# [Stated exercise]
Retype each record below word for word. Leave the pictures out.

# [Material to process]

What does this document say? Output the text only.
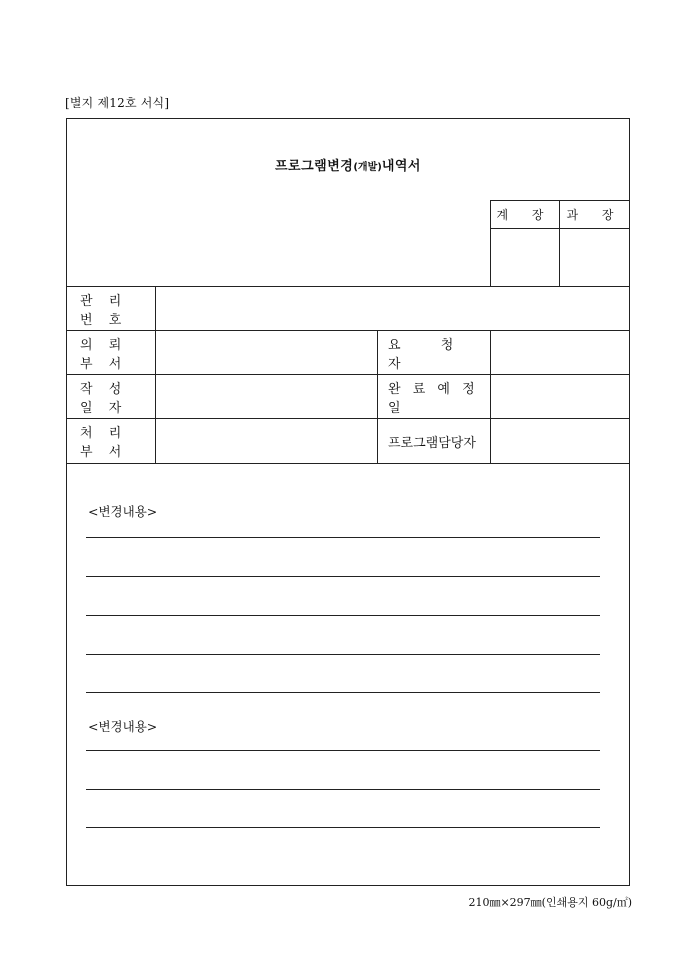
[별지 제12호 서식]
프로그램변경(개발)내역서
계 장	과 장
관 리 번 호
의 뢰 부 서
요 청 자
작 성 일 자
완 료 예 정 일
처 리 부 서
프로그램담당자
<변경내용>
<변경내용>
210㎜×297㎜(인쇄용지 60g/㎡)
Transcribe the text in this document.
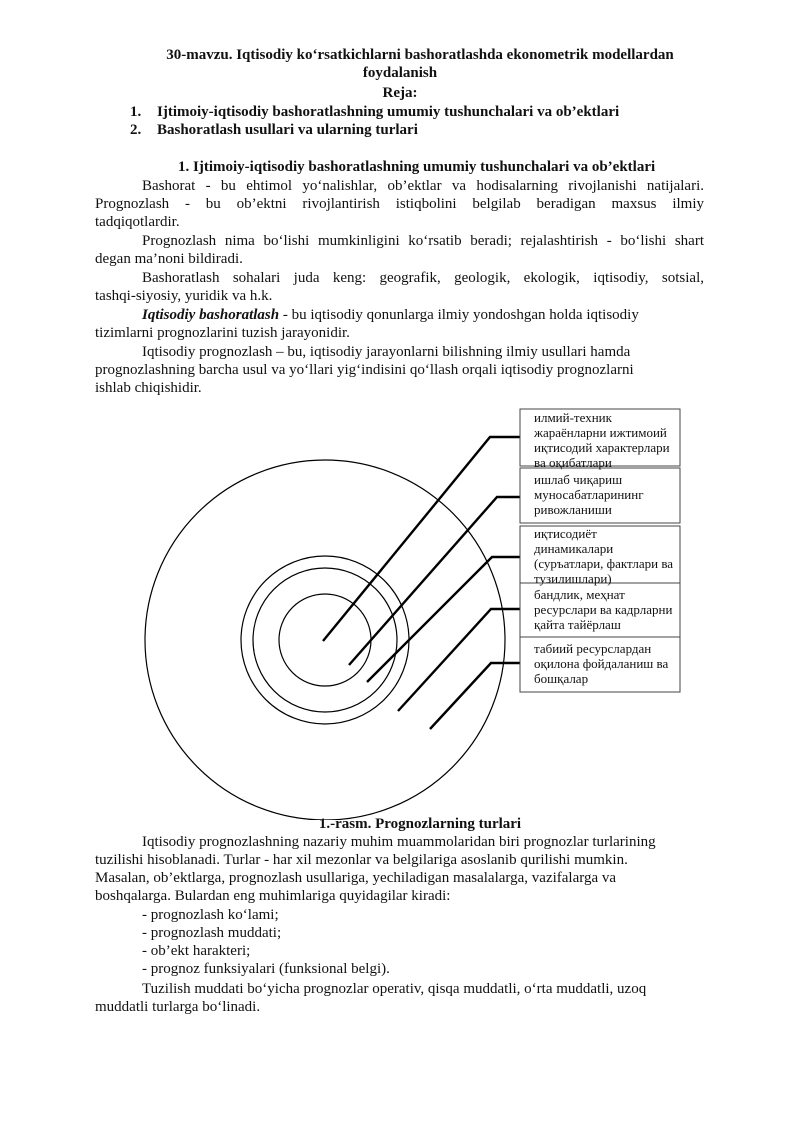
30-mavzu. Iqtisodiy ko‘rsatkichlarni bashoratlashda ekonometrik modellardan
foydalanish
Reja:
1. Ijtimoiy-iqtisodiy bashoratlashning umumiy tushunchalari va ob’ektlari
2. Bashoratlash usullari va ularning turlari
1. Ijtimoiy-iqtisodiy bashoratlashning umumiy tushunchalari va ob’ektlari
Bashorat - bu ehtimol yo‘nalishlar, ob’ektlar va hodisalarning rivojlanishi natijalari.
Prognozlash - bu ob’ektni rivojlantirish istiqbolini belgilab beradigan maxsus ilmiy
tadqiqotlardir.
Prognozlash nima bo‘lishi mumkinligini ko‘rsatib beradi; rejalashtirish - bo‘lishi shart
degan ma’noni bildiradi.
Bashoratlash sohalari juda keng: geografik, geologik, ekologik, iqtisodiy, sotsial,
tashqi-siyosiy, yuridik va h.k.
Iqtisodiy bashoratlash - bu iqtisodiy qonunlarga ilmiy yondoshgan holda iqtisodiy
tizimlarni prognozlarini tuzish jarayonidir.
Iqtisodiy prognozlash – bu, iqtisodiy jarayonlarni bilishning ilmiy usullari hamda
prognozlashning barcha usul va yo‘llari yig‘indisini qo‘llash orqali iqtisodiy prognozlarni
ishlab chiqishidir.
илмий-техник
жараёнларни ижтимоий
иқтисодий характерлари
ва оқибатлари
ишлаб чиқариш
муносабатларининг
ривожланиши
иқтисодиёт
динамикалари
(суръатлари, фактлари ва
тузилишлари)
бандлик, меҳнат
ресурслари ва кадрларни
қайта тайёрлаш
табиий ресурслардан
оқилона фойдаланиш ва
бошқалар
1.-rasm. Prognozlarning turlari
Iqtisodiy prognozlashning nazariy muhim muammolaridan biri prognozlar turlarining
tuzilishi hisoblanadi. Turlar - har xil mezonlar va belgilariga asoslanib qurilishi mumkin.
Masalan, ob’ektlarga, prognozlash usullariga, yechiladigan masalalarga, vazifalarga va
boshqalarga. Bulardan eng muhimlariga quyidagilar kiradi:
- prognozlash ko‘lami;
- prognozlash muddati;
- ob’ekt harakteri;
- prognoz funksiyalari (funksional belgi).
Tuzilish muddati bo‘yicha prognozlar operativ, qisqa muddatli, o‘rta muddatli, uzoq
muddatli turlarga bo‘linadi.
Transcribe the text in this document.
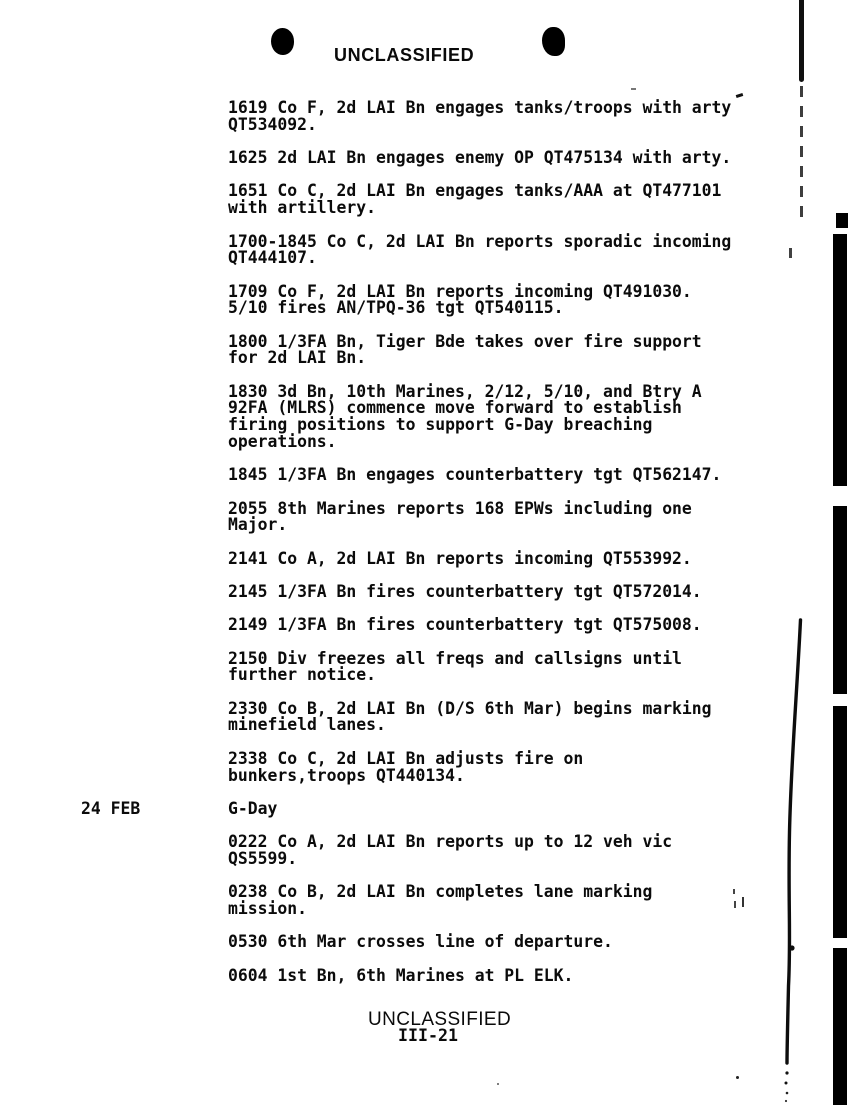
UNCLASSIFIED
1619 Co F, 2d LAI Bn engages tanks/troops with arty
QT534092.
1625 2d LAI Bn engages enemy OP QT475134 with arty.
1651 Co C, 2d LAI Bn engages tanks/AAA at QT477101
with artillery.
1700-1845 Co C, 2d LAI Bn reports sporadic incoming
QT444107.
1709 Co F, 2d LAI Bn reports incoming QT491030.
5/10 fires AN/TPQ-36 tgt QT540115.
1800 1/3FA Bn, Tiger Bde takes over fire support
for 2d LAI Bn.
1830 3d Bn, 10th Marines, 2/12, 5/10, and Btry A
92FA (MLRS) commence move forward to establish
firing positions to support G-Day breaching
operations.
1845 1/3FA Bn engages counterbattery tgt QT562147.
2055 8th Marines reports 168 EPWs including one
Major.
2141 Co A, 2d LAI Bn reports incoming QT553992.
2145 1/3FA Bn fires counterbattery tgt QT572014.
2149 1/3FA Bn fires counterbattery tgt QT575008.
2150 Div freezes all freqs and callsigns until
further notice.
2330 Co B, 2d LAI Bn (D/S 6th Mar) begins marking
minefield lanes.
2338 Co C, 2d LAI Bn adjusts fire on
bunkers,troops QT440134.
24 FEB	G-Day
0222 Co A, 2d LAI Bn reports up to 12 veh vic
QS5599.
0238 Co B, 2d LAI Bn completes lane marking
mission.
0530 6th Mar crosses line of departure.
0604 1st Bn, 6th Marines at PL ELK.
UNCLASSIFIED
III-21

# [Written reply]
What does this document say? Output the text only.
[별지 제12호 서식]
프로그램변경(개발)내역서
계 장	과 장
관 리 번 호
의 뢰 부 서
요 청 자
작 성 일 자
완 료 예 정 일
처 리 부 서
프로그램담당자
<변경내용>
<변경내용>
210㎜×297㎜(인쇄용지 60g/㎡)
Transcribe the text in this document.
30-mavzu. Iqtisodiy ko‘rsatkichlarni bashoratlashda ekonometrik modellardan
foydalanish
Reja:
1. Ijtimoiy-iqtisodiy bashoratlashning umumiy tushunchalari va ob’ektlari
2. Bashoratlash usullari va ularning turlari
1. Ijtimoiy-iqtisodiy bashoratlashning umumiy tushunchalari va ob’ektlari
Bashorat - bu ehtimol yo‘nalishlar, ob’ektlar va hodisalarning rivojlanishi natijalari.
Prognozlash - bu ob’ektni rivojlantirish istiqbolini belgilab beradigan maxsus ilmiy
tadqiqotlardir.
Prognozlash nima bo‘lishi mumkinligini ko‘rsatib beradi; rejalashtirish - bo‘lishi shart
degan ma’noni bildiradi.
Bashoratlash sohalari juda keng: geografik, geologik, ekologik, iqtisodiy, sotsial,
tashqi-siyosiy, yuridik va h.k.
Iqtisodiy bashoratlash - bu iqtisodiy qonunlarga ilmiy yondoshgan holda iqtisodiy
tizimlarni prognozlarini tuzish jarayonidir.
Iqtisodiy prognozlash – bu, iqtisodiy jarayonlarni bilishning ilmiy usullari hamda
prognozlashning barcha usul va yo‘llari yig‘indisini qo‘llash orqali iqtisodiy prognozlarni
ishlab chiqishidir.
илмий-техник
жараёнларни ижтимоий
иқтисодий характерлари
ва оқибатлари
ишлаб чиқариш
муносабатларининг
ривожланиши
иқтисодиёт
динамикалари
(суръатлари, фактлари ва
тузилишлари)
бандлик, меҳнат
ресурслари ва кадрларни
қайта тайёрлаш
табиий ресурслардан
оқилона фойдаланиш ва
бошқалар
1.-rasm. Prognozlarning turlari
Iqtisodiy prognozlashning nazariy muhim muammolaridan biri prognozlar turlarining
tuzilishi hisoblanadi. Turlar - har xil mezonlar va belgilariga asoslanib qurilishi mumkin.
Masalan, ob’ektlarga, prognozlash usullariga, yechiladigan masalalarga, vazifalarga va
boshqalarga. Bulardan eng muhimlariga quyidagilar kiradi:
- prognozlash ko‘lami;
- prognozlash muddati;
- ob’ekt harakteri;
- prognoz funksiyalari (funksional belgi).
Tuzilish muddati bo‘yicha prognozlar operativ, qisqa muddatli, o‘rta muddatli, uzoq
muddatli turlarga bo‘linadi.
Transcribe the text in this document.
UNCLASSIFIED
1619 Co F, 2d LAI Bn engages tanks/troops with arty
QT534092.
1625 2d LAI Bn engages enemy OP QT475134 with arty.
1651 Co C, 2d LAI Bn engages tanks/AAA at QT477101
with artillery.
1700-1845 Co C, 2d LAI Bn reports sporadic incoming
QT444107.
1709 Co F, 2d LAI Bn reports incoming QT491030.
5/10 fires AN/TPQ-36 tgt QT540115.
1800 1/3FA Bn, Tiger Bde takes over fire support
for 2d LAI Bn.
1830 3d Bn, 10th Marines, 2/12, 5/10, and Btry A
92FA (MLRS) commence move forward to establish
firing positions to support G-Day breaching
operations.
1845 1/3FA Bn engages counterbattery tgt QT562147.
2055 8th Marines reports 168 EPWs including one
Major.
2141 Co A, 2d LAI Bn reports incoming QT553992.
2145 1/3FA Bn fires counterbattery tgt QT572014.
2149 1/3FA Bn fires counterbattery tgt QT575008.
2150 Div freezes all freqs and callsigns until
further notice.
2330 Co B, 2d LAI Bn (D/S 6th Mar) begins marking
minefield lanes.
2338 Co C, 2d LAI Bn adjusts fire on
bunkers,troops QT440134.
24 FEB	G-Day
0222 Co A, 2d LAI Bn reports up to 12 veh vic
QS5599.
0238 Co B, 2d LAI Bn completes lane marking
mission.
0530 6th Mar crosses line of departure.
0604 1st Bn, 6th Marines at PL ELK.
UNCLASSIFIED
III-21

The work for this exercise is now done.